Lines containing the word "text" are the ones to copy from the records below.

• • • • • • •

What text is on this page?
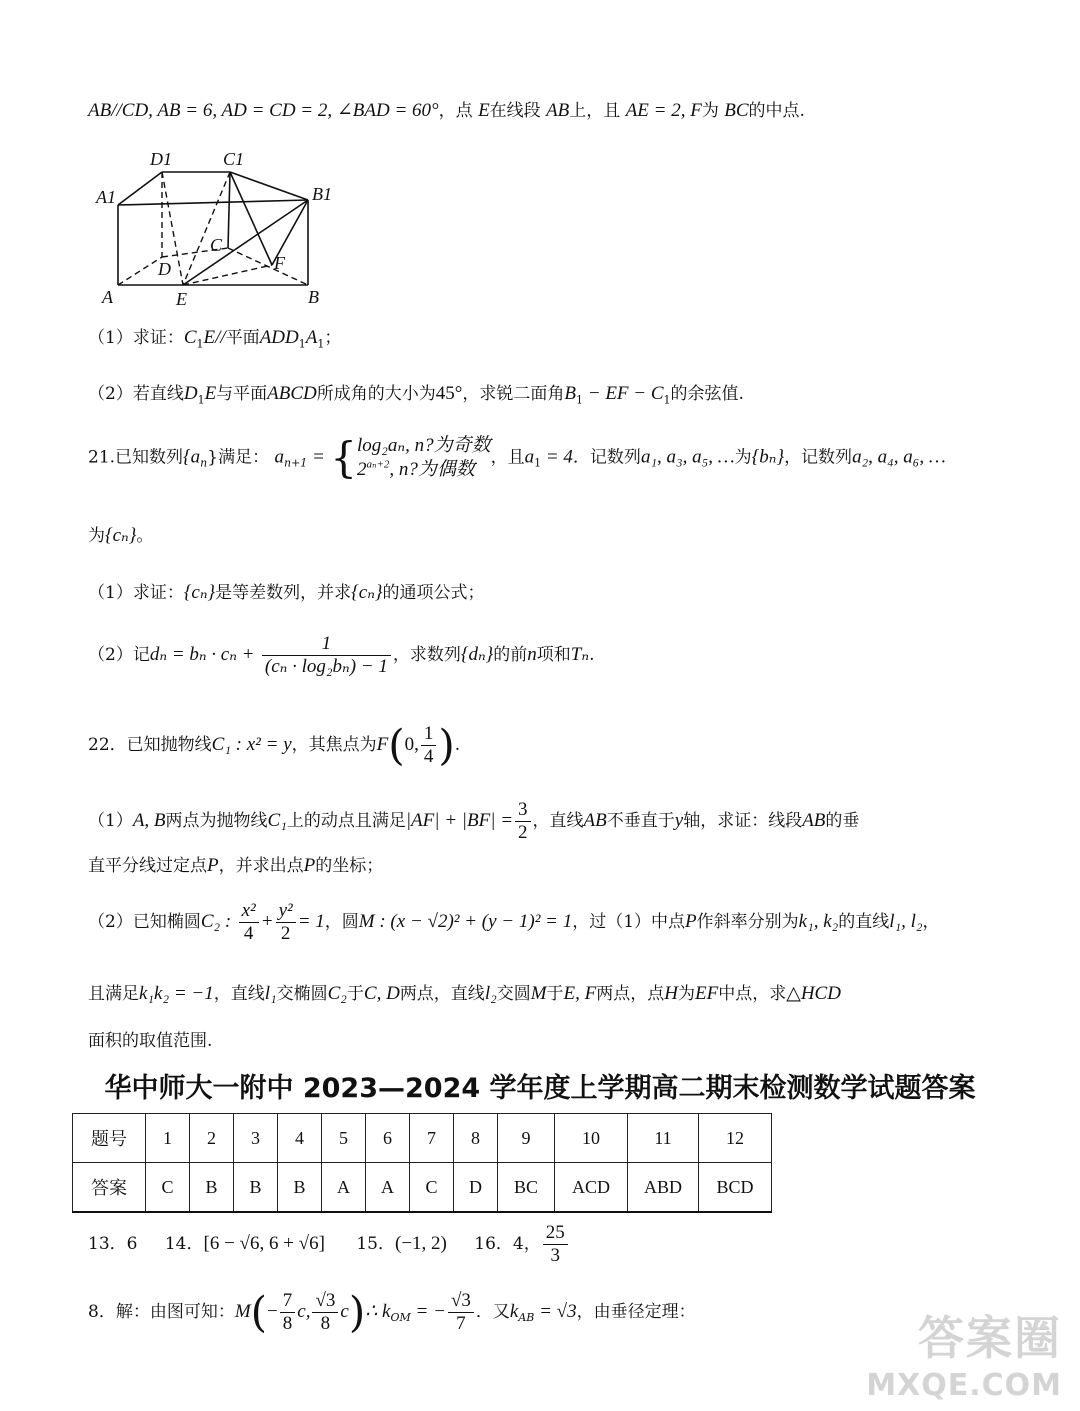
AB//CD, AB = 6, AD = CD = 2, ∠BAD = 60°，点 E在线段 AB上，且 AE = 2, F为 BC的中点.
D1	C1
A1	B1
C
D	F
A	E	B
（1）求证：$C_1E//$平面$ADD_1A_1$；
（2）若直线$D_1E$与平面ABCD所成角的大小为45°，求锐二面角$B_1$ − EF − $C_1$的余弦值.
21.已知数列$\{a_n\}$满足： $a_{n+1}$ = { log₂aₙ, n?为奇数
$2^{a_n+2}$, n?为偶数
，且$a_1 = 4$．记数列a₁, a₃, a₅, …为{bₙ}，记数列a₂, a₄, a₆, …
为{cₙ}。
（1）求证：{cₙ}是等差数列，并求{cₙ}的通项公式；
（2）记$d_n = b_n \cdot c_n + \frac{1}{\text{(cₙ · log₂bₙ) − 1}}$ ，求数列{dₙ}的前n项和Tₙ.
22．已知抛物线C₁ : x² = y，其焦点为F(0, $\frac{1}{4}$ ).
（1）A, B两点为抛物线C₁上的动点且满足$|AF| + |BF| = \frac{3}{2}$ ，直线AB不垂直于y轴，求证：线段AB的垂
直平分线过定点P，并求出点P的坐标；
（2）已知椭圆C₂ : $\frac{\text{x²}}{4} + \frac{\text{y²}}{2} = 1$，圆M : (x − √2)² + (y − 1)² = 1，过（1）中点P作斜率分别为k₁, k₂的直线l₁, l₂，
且满足k₁k₂ = −1，直线l₁交椭圆C₂于C, D两点，直线l₂交圆M于E, F两点，点H为EF中点，求△HCD
面积的取值范围.
华中师大一附中 2023—2024 学年度上学期高二期末检测数学试题答案
题号	1	2	3	4	5	6	7	8	9	10	11	12
答案	C	B	B	B	A	A	C	D	BC	ACD	ABD	BCD
13．6 14．[6 − √6, 6 + √6] 15．(−1, 2) 16．4， $\frac{25}{3}$
8．解：由图可知：$M(- \frac{7}{8} c$, $\frac{√3}{8}$ c)∴ $k_{OM}$ = − $\frac{√3}{7}$ ．又$k_{AB} = √3$，由垂径定理：	答案圈
MXQE.COM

• • • • • • •

Exercise solution>
What text is on this page?
（2）记$d_n = b_n \cdot c_n + \frac{1}{\text{(cₙ · log₂bₙ) − 1}}$ ，求数列{dₙ}的前n项和Tₙ.
（2）已知椭圆C₂ : $\frac{\text{x²}}{4} + \frac{\text{y²}}{2} = 1$，圆M : (x − √2)² + (y − 1)² = 1，过（1）中点P作斜率分别为k₁, k₂的直线l₁, l₂，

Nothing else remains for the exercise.